Texto extraído →

□ □ □ □

Después del 11 de septiembre, pensamos (y con razón) en los nuevos kamikazes como un producto del mundo musulmán. Esto induce a muchos a establecer la ecuación fundamentalismo-islam, y le permite al ministro Calderoli decir que el conflicto no es un enfrentamiento de civilización porque "esos otros" no son una civilización.
Además, muchas historias nos han dicho que, en el medioevo, una secta herética del islamismo practicaba el homicidio político con sicarios enviados a matar sabiendo que no volverían con vida, y la leyenda afirma que los kamikazes de esa época eran debidamente tratados, para obedecer la orden que les daban, con hachís (el grupo se llamaba la Secta de los Asesinos).
Sin embargo, los informantes occidentales, desde Marco Polo en adelante, exageraron un poco la nota, aunque sobre el fenómeno de los Asesinos de Alamut existen también estudios serios que vale la pena releer.
Pero en esta época encuentro en Internet una vasta discusión sobre el libro de Robert Pape, Dying to Win. The Strategy and Logic of Suicide Terrorism ("Morir para ganar. La estrategia y la lógica del terrorismo suicida"), que, sobre la base de una sólida documentación estadística, plantea dos tesis fundamentales.
La primera es que el terrorismo suicida se origina solamente en territorios ocupados y como reacción ante la ocupación (una idea discutible, por cierto, pero Pape demuestra que el terrorismo suicida se detuvo, por ejemplo, en el Líbano, en cuanto acabó la ocupación).
La segunda es que el terrorismo suicida no es un fenómeno exclusivamente musulmán, y Pape cita a Los Tigres Tamil, de Sri Lanka, y a veintisiete terroristas suicidas del Líbano, todos ellos no islámicos, sino laicos, comunistas y socialistas.
No han existido, entonces, solamente kamikazes japoneses y musulmanes. Los anarquistas ítalo-estadounidenses que le pagaron el viaje a Bresci para que fuera a descerrajarle un balazo a Humberto I sólo le compraron un pasaje de ida. Bresci sabía bien que no volvería con vida de su encargo.
En los primeros siglos del cristianismo existían los circoncellioni , que asaltaban a los viajeros para tener el privilegio del martirio, y más tarde los cátaros practicaban ese suicidio ritual conocido como "endura".

□ □ □ □

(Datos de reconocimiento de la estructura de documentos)

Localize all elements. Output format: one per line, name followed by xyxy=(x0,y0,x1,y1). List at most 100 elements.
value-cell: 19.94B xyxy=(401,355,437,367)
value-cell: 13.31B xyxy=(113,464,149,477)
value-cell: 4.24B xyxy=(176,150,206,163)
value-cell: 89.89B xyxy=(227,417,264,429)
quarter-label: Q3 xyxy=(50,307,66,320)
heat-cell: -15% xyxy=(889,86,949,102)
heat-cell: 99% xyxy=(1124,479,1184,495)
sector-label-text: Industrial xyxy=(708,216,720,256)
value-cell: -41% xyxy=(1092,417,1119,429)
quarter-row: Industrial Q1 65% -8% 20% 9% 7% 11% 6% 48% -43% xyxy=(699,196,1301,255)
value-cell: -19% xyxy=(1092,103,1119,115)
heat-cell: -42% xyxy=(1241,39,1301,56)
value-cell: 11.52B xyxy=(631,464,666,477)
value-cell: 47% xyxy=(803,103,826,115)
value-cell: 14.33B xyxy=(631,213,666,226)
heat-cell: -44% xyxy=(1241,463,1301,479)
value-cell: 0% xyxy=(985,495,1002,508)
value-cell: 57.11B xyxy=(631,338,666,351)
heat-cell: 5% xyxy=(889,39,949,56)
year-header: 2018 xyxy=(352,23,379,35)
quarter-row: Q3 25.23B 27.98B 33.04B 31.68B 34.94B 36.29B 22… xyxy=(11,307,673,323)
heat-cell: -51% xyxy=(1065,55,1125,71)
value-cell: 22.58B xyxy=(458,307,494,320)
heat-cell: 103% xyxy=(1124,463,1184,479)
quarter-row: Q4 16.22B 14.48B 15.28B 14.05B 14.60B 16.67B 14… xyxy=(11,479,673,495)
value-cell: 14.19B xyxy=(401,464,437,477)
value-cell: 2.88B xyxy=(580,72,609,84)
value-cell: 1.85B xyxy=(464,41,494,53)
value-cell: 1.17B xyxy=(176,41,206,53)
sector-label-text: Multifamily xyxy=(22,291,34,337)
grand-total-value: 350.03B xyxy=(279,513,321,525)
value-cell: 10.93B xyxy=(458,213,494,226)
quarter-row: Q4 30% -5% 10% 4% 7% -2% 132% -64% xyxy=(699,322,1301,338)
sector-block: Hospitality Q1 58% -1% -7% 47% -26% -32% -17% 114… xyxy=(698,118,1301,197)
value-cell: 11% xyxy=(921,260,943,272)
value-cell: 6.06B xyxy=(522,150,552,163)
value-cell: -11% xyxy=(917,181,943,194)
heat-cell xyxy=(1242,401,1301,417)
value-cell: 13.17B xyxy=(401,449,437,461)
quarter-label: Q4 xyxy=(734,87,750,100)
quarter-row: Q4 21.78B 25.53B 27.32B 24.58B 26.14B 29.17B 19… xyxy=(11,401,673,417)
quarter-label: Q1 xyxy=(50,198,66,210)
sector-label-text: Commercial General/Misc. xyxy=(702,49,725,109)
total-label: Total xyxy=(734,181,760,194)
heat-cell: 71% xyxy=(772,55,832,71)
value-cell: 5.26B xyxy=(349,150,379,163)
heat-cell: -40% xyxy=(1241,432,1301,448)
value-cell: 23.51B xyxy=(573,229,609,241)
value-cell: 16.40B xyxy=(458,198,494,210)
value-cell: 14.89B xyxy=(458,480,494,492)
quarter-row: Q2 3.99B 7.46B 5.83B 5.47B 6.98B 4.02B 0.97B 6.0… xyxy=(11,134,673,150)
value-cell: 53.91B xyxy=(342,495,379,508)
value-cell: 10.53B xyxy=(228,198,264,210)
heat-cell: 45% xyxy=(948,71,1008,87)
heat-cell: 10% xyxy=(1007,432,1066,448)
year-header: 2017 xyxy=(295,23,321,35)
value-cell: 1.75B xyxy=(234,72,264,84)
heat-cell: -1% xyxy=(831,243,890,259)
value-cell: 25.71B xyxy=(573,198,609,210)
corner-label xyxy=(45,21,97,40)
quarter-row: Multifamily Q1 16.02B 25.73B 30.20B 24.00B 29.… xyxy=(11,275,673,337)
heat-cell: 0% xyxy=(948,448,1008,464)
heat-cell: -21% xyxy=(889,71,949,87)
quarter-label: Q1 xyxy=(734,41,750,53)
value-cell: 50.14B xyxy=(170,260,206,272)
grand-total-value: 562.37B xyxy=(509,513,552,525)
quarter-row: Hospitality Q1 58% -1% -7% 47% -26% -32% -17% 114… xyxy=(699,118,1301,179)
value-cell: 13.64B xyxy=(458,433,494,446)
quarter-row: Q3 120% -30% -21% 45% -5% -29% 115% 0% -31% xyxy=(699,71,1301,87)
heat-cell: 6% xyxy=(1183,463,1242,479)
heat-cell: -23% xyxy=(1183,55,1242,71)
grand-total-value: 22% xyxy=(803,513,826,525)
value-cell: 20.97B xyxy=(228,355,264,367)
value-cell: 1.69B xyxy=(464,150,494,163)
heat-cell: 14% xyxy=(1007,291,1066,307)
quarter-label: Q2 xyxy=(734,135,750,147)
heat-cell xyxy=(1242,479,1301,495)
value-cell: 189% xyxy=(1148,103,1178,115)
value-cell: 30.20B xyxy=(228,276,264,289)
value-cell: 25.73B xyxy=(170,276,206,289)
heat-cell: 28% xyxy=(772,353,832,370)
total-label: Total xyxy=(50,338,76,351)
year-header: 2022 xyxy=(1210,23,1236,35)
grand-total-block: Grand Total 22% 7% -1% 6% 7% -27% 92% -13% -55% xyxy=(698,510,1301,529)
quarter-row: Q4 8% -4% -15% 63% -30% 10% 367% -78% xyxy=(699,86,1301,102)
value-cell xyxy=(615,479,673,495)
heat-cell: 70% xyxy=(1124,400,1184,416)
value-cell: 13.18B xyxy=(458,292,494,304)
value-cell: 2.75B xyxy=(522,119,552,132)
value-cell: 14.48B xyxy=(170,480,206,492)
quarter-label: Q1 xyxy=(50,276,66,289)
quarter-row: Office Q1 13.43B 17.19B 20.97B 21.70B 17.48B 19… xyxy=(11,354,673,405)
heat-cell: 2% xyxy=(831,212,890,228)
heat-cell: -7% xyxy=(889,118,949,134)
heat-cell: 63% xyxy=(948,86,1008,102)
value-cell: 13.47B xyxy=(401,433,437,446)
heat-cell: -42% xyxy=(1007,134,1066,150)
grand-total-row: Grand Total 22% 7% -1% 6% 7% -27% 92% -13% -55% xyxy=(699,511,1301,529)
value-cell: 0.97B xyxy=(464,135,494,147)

□ □ □ □

Tarea asignada →
Responde estas preguntas con datos del texto sobre el terrorismo suicida:
1. ¿Qué nombre tenía la secta herética medieval cuyos sicarios, según la leyenda, eran tratados con hachís?
2. ¿En qué lugar, según Pape, se detuvo el terrorismo suicida en cuanto acabó la ocupación?
3. ¿Cómo se llamaba el suicidio ritual que practicaban los cátaros?
Los registros no guardan relación con el texto.

Tu solución →
1. La Secta de los Asesinos.
2. En el Líbano.
3. "Endura".